━━━ Input material ━━━

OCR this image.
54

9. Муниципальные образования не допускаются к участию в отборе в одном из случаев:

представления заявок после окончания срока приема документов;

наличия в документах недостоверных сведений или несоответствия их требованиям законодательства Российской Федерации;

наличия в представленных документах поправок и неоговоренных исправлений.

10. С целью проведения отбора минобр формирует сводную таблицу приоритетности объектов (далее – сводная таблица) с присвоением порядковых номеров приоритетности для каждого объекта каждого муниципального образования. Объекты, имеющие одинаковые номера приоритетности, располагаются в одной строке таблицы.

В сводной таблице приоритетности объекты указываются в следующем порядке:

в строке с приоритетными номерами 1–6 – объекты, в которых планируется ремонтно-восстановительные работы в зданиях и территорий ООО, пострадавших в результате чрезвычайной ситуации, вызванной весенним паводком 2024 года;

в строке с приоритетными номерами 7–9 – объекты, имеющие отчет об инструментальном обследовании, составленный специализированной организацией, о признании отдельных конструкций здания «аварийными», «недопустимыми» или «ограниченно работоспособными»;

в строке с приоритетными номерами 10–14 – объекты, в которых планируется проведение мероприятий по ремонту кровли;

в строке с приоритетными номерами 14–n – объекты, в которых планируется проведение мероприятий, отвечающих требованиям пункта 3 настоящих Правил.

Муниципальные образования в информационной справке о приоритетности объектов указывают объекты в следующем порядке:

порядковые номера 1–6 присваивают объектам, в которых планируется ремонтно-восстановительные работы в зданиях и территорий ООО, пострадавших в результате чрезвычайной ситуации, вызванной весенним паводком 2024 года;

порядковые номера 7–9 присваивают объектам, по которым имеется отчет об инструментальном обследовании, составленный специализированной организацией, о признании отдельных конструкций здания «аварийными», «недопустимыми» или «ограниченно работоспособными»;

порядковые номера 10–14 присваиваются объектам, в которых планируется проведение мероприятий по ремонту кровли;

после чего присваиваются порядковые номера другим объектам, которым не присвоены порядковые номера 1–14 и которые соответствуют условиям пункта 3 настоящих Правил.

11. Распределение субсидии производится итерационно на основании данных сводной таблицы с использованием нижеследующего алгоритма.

━━━

• **What the exercise asks**
Here, the records must be output exactly and in full.

• **Solution for this task**
OCR this image.
54

9. Муниципальные образования не допускаются к участию в отборе в одном из случаев:

представления заявок после окончания срока приема документов;

наличия в документах недостоверных сведений или несоответствия их требованиям законодательства Российской Федерации;

наличия в представленных документах поправок и неоговоренных исправлений.

10. С целью проведения отбора минобр формирует сводную таблицу приоритетности объектов (далее – сводная таблица) с присвоением порядковых номеров приоритетности для каждого объекта каждого муниципального образования. Объекты, имеющие одинаковые номера приоритетности, располагаются в одной строке таблицы.

В сводной таблице приоритетности объекты указываются в следующем порядке:

в строке с приоритетными номерами 1–6 – объекты, в которых планируется ремонтно-восстановительные работы в зданиях и территорий ООО, пострадавших в результате чрезвычайной ситуации, вызванной весенним паводком 2024 года;

в строке с приоритетными номерами 7–9 – объекты, имеющие отчет об инструментальном обследовании, составленный специализированной организацией, о признании отдельных конструкций здания «аварийными», «недопустимыми» или «ограниченно работоспособными»;

в строке с приоритетными номерами 10–14 – объекты, в которых планируется проведение мероприятий по ремонту кровли;

в строке с приоритетными номерами 14–n – объекты, в которых планируется проведение мероприятий, отвечающих требованиям пункта 3 настоящих Правил.

Муниципальные образования в информационной справке о приоритетности объектов указывают объекты в следующем порядке:

порядковые номера 1–6 присваивают объектам, в которых планируется ремонтно-восстановительные работы в зданиях и территорий ООО, пострадавших в результате чрезвычайной ситуации, вызванной весенним паводком 2024 года;

порядковые номера 7–9 присваивают объектам, по которым имеется отчет об инструментальном обследовании, составленный специализированной организацией, о признании отдельных конструкций здания «аварийными», «недопустимыми» или «ограниченно работоспособными»;

порядковые номера 10–14 присваиваются объектам, в которых планируется проведение мероприятий по ремонту кровли;

после чего присваиваются порядковые номера другим объектам, которым не присвоены порядковые номера 1–14 и которые соответствуют условиям пункта 3 настоящих Правил.

11. Распределение субсидии производится итерационно на основании данных сводной таблицы с использованием нижеследующего алгоритма.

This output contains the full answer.